### Source records
____

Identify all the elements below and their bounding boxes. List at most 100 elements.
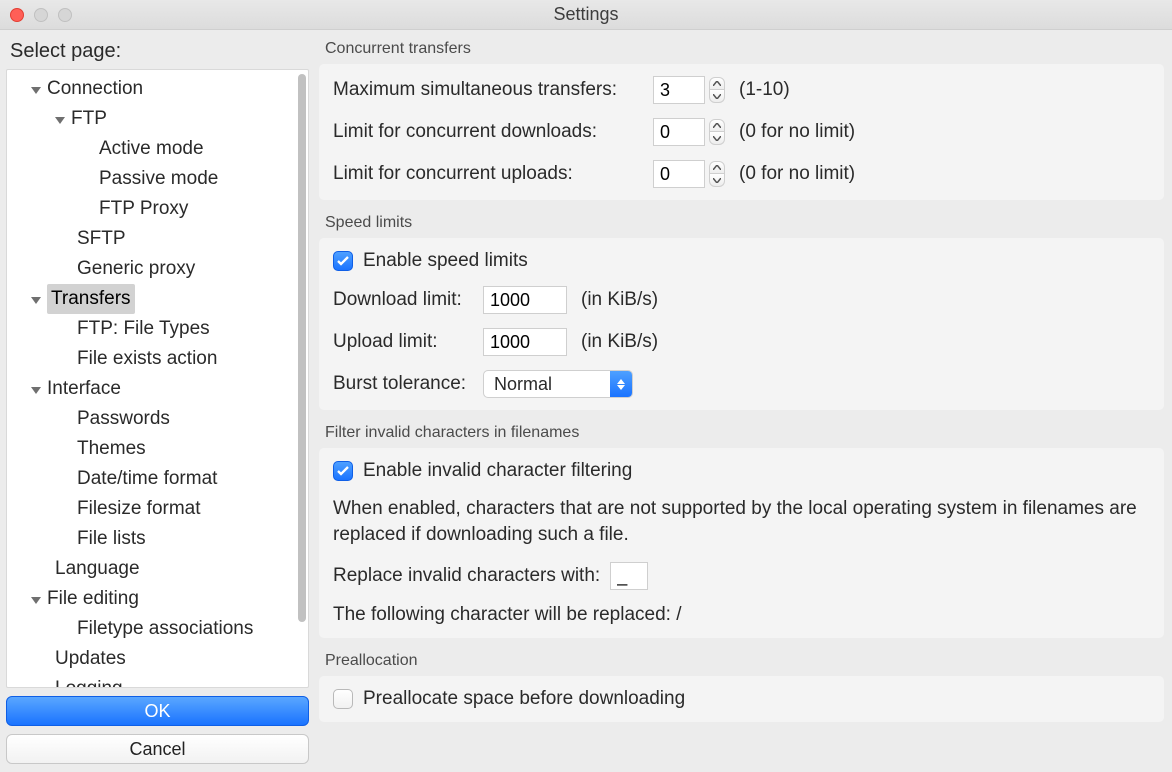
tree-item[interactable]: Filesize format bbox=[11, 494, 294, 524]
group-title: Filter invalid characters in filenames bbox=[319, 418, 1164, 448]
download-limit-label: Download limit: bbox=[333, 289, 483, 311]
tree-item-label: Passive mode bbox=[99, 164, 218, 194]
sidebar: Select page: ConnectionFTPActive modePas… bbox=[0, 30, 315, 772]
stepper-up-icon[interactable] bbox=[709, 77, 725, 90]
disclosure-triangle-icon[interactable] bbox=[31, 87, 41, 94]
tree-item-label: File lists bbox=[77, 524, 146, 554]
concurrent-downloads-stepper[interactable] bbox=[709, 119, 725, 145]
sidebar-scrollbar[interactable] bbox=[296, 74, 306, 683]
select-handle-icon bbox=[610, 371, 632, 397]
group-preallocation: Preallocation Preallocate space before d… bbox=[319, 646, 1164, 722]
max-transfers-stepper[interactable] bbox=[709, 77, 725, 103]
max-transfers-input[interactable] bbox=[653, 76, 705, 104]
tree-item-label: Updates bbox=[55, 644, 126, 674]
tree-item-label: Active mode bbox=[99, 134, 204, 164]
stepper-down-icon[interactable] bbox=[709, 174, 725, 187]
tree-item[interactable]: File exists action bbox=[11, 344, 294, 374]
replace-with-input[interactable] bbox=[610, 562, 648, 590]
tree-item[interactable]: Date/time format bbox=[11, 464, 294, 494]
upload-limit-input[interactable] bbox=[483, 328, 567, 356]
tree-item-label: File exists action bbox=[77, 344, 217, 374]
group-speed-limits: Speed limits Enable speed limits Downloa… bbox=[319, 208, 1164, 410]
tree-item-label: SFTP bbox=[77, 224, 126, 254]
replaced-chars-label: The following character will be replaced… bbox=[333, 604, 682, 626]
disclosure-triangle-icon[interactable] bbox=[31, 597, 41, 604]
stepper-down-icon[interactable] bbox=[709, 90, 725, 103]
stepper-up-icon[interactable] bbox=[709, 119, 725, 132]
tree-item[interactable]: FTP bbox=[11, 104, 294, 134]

____

### Work to do
Return every line of the listing above word for word, leaving out the picture.

### Exercise response
Identify all the elements below and their bounding boxes. List at most 100 elements.
tree-item[interactable]: Filesize format bbox=[11, 494, 294, 524]
group-title: Filter invalid characters in filenames bbox=[319, 418, 1164, 448]
download-limit-label: Download limit: bbox=[333, 289, 483, 311]
tree-item-label: Passive mode bbox=[99, 164, 218, 194]
sidebar: Select page: ConnectionFTPActive modePas… bbox=[0, 30, 315, 772]
stepper-up-icon[interactable] bbox=[709, 77, 725, 90]
disclosure-triangle-icon[interactable] bbox=[31, 87, 41, 94]
tree-item-label: File lists bbox=[77, 524, 146, 554]
concurrent-downloads-stepper[interactable] bbox=[709, 119, 725, 145]
sidebar-scrollbar[interactable] bbox=[296, 74, 306, 683]
select-handle-icon bbox=[610, 371, 632, 397]
group-preallocation: Preallocation Preallocate space before d… bbox=[319, 646, 1164, 722]
max-transfers-stepper[interactable] bbox=[709, 77, 725, 103]
max-transfers-input[interactable] bbox=[653, 76, 705, 104]
tree-item-label: Updates bbox=[55, 644, 126, 674]
tree-item-label: Active mode bbox=[99, 134, 204, 164]
stepper-down-icon[interactable] bbox=[709, 174, 725, 187]
tree-item[interactable]: File exists action bbox=[11, 344, 294, 374]
replace-with-input[interactable] bbox=[610, 562, 648, 590]
tree-item[interactable]: Date/time format bbox=[11, 464, 294, 494]
upload-limit-input[interactable] bbox=[483, 328, 567, 356]
tree-item-label: File exists action bbox=[77, 344, 217, 374]
group-speed-limits: Speed limits Enable speed limits Downloa… bbox=[319, 208, 1164, 410]
tree-item-label: SFTP bbox=[77, 224, 126, 254]
replaced-chars-label: The following character will be replaced… bbox=[333, 604, 682, 626]
disclosure-triangle-icon[interactable] bbox=[31, 597, 41, 604]
stepper-down-icon[interactable] bbox=[709, 90, 725, 103]
stepper-up-icon[interactable] bbox=[709, 119, 725, 132]
tree-item[interactable]: FTP bbox=[11, 104, 294, 134]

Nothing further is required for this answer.